Copy all the material that follows, keeping every character the same.

(Figure collection entries)
— Start —

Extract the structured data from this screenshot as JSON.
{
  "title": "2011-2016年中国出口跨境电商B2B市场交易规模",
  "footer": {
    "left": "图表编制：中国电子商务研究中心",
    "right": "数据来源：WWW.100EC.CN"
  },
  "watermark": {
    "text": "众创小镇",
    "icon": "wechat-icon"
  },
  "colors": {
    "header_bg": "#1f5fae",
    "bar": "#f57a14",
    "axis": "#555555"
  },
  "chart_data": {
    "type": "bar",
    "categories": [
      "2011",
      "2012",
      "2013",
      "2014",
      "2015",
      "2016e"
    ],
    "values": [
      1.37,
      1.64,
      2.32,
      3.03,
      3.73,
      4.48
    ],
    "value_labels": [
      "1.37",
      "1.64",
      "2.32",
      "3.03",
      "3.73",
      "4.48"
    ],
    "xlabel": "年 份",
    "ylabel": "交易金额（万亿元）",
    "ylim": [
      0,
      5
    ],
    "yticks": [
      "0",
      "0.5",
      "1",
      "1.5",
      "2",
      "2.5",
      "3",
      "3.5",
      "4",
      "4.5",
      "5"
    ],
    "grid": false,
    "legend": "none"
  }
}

— End —

(EXERCISE RESPONSE):
Extract the structured data from this screenshot as JSON.
{
  "title": "2011-2016年中国出口跨境电商B2B市场交易规模",
  "footer": {
    "left": "图表编制：中国电子商务研究中心",
    "right": "数据来源：WWW.100EC.CN"
  },
  "watermark": {
    "text": "众创小镇",
    "icon": "wechat-icon"
  },
  "colors": {
    "header_bg": "#1f5fae",
    "bar": "#f57a14",
    "axis": "#555555"
  },
  "chart_data": {
    "type": "bar",
    "categories": [
      "2011",
      "2012",
      "2013",
      "2014",
      "2015",
      "2016e"
    ],
    "values": [
      1.37,
      1.64,
      2.32,
      3.03,
      3.73,
      4.48
    ],
    "value_labels": [
      "1.37",
      "1.64",
      "2.32",
      "3.03",
      "3.73",
      "4.48"
    ],
    "xlabel": "年 份",
    "ylabel": "交易金额（万亿元）",
    "ylim": [
      0,
      5
    ],
    "yticks": [
      "0",
      "0.5",
      "1",
      "1.5",
      "2",
      "2.5",
      "3",
      "3.5",
      "4",
      "4.5",
      "5"
    ],
    "grid": false,
    "legend": "none"
  }
}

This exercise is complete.